• [Istruzioni del compito]: Riprendi il testo sull'etnicità e proseguilo a partire dalla citazione con cui si chiude.

• [Testo estratto]:

===

Creato il 26 settembre 2013 da Davide

La ministra Kyenge, figlia di un re d’Africa e protegée di altri prelati della Chiesa cattolica, oltre che del Partito Democratico, che ha ben poco o nulla in comune con l’immigrato medio, compresa sua sorella Dora, protagonista recente di un classico episodio di convivenza difficile con altri immigrati in una casa popolare (ha percosso e insultato con termini razzisti un’albanese vicina di casa per una lite banale), è sempre prodiga di iniziative e dichiarazioni che mostrano come sia la persona sbagliata in un posto che richiederebbe competenza e sensibilità, non arrogante ignoranza e ideologia fanatica. La cosa più imbarazzante è che il suo partito l’ha messa a occupare quel posto specifico non per merito ma per razza. Comunque sia, e di ciò la ringrazio, mi ha dato lo spunto per iniziare una nuova serie, cioè che cosa è, come si definisce, come nasce l’etnicità.
Mi baserò sull’antologia Ethnicity, curata da John Hutchison e Anthony D. Smith, Oxford University Press 1996, riassumendo gli articoli e offrendone la lettura a un pubblico italiano più vasto. Unirò a questo testo idee tratte da altri due importanti manuali di antropologia in materia: Ethnicity. Key Concepts, di Steve Fenton, Polity Press, MA, 2003 e Rethinking Ethnicity. Arguments and Explorations, di Richard Jenkins, Sage Publications, 1997.
Nonostante risalga all’antica Grecia, il termine etnicità (in greco ethné) è un termine e un soggetto di studio recente, che risale agli anni 1960-70 con gli scritti di Nathan Glazer e Daniel Moynihan con i loro Beyond the Melting Pot (1963) e Ethnicity: Theory and Experience (1975), considerati la data di nascita del concetto moderno, anche se altri, come Max Weber, se n’erano già occupati. Citerò dalla prefazione di Hutchison e Smith:

Etnicità è un termine e un soggetto di studio molto recente. Per almeno 150 anni liberali e socialisti hanno aspettato con fiducia la morte dei legami etnici, razziali e nazionali e l’unificazione del mondo attraverso il commercio internazionale e la comunicazione di massa. Queste aspettative non sono state realizzate. Al contrario, siamo testimoni di una serie di esplosivi revival etnici in tutto il mondo. In Europa e nelle Americhe movimenti etnici sono inaspettatamente saliti in superficie dagli anni 1960 e 1970, in Africa e in Asia stanno guadagnando forza fin dagli anni 1950, e il crollo dell’ex Unione Sovietica ha incoraggiato i conflitti etnici e i movimenti nazionali in tutto il suo territorio. Fin dagli anni 1990 sono stati riconosciuti venti nuovi stati basati in gran parte su comunità etniche dominanti. Chiaramente, l’etnicità, lungi dallo svanire, è diventata oggi un aspetto essenziale della vita politica e sociale di ogni continente. La ‘fine della storia’, a quanto pare, sembra essersi evoluta nell’era dell’etnicità. Fin dagli anni 1960 gli studiosi hanno sempre più apprezzato la centralità delle spaccature etniche nell’operatività degli stati, ma hanno teso a sottovalutare il ruolo dell’etnicità come principio politico e culturale regolatore degli affari mondiali. Vi è stata anche una relativa trascuratezza nello studio delle più profonde radici storiche dell’etnicità. Una prospettiva a lungo termine rivela l’importanza dei legami e sentimenti etnici in ogni periodo della storia scritta, anche quando ci sono problemi nell’interpretare il loro significato e la loro diffusione nei nostri resoconti frammentari. Sono queste dimensioni storiche e comparative, e le memorie e i simboli condivisi attraversi i quali sono attivate, che danno alle moderne identità e rivalità etniche la loro peculiare passione e intensità, mettendo in dubbio se la modernità, come troppo spesso si presume, costituisca una rottura radicale con il passato“.

===

• [Elenco dei dati]:
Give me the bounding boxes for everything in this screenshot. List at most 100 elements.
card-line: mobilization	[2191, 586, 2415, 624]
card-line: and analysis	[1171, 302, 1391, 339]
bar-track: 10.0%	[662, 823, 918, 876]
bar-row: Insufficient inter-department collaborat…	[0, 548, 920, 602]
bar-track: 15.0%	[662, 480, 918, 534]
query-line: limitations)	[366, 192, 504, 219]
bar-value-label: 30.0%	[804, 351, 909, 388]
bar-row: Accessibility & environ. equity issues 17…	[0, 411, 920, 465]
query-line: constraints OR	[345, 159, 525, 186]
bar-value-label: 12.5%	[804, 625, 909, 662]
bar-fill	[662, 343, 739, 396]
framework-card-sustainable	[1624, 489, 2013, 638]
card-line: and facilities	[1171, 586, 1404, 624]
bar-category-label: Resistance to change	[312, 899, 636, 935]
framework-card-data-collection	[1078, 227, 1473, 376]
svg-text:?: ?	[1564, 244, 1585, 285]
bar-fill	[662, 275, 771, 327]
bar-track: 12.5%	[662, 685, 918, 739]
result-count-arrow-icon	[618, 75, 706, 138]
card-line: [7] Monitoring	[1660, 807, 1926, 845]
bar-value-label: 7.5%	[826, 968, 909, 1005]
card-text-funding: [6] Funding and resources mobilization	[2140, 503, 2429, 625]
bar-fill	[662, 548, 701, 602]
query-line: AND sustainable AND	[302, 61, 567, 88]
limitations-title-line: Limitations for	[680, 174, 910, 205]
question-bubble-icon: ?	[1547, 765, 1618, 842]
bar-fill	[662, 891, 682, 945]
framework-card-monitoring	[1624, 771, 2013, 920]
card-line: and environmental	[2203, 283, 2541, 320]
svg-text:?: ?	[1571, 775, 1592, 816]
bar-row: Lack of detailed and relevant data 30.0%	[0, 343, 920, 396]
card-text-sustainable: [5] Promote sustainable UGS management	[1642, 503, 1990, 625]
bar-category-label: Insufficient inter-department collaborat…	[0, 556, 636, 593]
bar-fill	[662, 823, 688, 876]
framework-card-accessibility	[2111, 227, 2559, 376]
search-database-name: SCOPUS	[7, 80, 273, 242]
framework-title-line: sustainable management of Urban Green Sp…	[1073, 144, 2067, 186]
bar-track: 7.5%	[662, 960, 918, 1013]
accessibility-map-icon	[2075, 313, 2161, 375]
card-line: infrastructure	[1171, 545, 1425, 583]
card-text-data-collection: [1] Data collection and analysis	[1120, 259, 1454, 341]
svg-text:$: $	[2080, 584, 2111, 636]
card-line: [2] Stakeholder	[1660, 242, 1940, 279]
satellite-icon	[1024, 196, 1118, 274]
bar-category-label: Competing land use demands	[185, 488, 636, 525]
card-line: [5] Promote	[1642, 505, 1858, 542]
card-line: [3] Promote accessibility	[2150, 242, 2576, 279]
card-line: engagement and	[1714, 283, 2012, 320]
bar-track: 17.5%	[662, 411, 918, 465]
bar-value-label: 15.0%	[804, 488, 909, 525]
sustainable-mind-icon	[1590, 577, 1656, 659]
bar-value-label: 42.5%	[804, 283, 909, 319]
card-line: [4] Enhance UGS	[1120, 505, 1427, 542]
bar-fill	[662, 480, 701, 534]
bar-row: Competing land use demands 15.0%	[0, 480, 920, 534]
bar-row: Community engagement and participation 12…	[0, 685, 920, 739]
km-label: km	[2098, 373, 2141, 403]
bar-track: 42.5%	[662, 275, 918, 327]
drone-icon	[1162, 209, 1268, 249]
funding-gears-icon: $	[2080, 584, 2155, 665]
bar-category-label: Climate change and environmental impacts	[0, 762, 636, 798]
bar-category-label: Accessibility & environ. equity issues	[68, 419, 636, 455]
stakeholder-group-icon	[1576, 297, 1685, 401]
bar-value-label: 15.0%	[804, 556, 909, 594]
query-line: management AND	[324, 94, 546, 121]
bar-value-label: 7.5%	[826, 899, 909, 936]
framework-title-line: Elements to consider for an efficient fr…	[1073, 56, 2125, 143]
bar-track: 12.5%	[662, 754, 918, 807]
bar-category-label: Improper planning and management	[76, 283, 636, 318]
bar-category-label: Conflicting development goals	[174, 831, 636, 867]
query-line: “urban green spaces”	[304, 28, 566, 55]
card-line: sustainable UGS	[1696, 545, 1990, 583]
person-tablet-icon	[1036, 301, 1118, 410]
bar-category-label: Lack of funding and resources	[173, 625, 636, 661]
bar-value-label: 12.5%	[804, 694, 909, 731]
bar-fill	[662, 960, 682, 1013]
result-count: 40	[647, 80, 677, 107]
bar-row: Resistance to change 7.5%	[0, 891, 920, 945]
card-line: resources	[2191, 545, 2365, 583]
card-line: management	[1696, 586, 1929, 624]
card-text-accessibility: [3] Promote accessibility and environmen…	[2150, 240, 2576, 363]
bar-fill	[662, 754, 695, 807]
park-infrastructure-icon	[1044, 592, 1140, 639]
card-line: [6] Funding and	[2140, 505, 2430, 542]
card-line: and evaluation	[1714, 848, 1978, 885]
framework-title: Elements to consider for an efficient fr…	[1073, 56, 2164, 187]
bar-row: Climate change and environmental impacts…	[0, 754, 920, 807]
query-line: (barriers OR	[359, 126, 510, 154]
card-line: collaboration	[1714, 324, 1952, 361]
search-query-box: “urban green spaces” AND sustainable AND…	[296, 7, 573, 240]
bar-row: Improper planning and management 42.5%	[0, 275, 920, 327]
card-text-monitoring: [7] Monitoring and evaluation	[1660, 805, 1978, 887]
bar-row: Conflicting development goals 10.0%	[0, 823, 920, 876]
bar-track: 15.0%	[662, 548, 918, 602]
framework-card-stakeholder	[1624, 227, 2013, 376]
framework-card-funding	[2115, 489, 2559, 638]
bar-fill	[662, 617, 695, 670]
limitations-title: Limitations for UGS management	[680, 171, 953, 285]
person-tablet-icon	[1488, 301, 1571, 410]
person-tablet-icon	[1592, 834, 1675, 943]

===

• [Risultato del compito]:
Queste questioni sono quanto mai importanti oggi che un nuovo (ma non troppo!) movimento etnico è in fase estremamente aggressiva: il fondamentalismo islamico. Il fatto che sia di stampo religioso non deve ingannare: anche l’irredentismo irlandese o la guerra nell’ex Yugoslavia, per fare due esempi, lo erano. Dove non esistono tratti fisici evidentemente diversi, come il colore della pelle, ci si divide, tra le molte opzioni, in base al credo religioso. Non ci si deve fare ingannare neppure dalla globalizzazione del fondamentalismo islamico: anche le guerre di religione europee erano globali, per l’epoca, o più modernamente il fondamentalismo buddista e induista, mentre il localismo è erroneamente ritenuto un aspetto specifico dell’etnicità. Il fatto poi che i fondamentalisti islamici credano di poter rifondare l’Islam com’era ai tempi del Profeta, quando invece essi sono involontari portatori di modernità, intesa come capitalismo e strutture statali complesse (la raffinata ironia della storia), è solo un ulteriore esempio di quanto siano illusorie, in generale, le ideologie religiose e politiche. Ma dato che questo è un argomento assai complesso, mi riservo di svilupparlo altrove. (segue)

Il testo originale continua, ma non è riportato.